## begin TASK INPUT

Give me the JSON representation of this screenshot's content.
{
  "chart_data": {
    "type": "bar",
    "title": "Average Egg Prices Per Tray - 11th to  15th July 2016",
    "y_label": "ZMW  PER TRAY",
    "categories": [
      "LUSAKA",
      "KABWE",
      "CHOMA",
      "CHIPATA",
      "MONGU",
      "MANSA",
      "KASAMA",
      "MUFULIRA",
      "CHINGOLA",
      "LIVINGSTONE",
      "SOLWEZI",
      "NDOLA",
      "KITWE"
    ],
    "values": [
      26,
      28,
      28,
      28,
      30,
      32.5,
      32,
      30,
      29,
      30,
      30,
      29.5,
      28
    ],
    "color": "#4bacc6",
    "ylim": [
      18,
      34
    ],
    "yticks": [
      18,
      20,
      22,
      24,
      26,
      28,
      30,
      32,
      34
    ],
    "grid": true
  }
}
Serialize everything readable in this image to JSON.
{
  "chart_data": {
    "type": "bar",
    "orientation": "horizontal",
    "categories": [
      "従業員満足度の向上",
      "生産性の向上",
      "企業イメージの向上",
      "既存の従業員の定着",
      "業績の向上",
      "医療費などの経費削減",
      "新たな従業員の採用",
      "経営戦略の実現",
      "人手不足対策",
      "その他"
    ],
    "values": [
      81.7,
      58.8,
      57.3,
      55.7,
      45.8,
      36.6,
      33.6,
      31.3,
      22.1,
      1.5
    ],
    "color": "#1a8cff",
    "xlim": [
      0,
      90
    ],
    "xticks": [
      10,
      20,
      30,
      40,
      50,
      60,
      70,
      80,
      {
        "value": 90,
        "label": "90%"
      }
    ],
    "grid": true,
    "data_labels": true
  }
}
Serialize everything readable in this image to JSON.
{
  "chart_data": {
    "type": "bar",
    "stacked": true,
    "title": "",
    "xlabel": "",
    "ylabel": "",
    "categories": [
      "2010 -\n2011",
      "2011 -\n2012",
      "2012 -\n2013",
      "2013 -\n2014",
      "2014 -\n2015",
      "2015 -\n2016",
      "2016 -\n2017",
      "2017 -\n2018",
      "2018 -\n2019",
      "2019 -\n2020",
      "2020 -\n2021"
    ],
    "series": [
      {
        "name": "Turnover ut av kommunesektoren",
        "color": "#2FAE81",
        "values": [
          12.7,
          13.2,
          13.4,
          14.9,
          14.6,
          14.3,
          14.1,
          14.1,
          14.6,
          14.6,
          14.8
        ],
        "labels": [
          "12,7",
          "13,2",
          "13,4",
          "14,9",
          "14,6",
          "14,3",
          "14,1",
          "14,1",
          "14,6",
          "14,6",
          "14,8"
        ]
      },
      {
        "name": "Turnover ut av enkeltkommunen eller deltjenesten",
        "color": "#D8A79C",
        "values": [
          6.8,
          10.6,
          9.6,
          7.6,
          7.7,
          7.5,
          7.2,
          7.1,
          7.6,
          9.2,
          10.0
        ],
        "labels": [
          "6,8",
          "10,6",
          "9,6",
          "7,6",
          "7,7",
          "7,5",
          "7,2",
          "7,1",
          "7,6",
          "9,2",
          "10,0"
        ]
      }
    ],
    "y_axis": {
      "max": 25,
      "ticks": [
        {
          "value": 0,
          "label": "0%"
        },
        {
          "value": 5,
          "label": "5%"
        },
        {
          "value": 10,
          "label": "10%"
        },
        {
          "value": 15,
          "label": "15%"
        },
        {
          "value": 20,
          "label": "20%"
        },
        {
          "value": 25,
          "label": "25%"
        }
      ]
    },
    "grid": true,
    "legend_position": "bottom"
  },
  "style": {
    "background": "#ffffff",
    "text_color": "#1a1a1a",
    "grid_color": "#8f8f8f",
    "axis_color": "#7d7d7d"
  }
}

## end TASK INPUT

Copy all lines from the material that include "true".

    "grid": true
    "grid": true,
    "data_labels": true
    "stacked": true,
    "grid": true,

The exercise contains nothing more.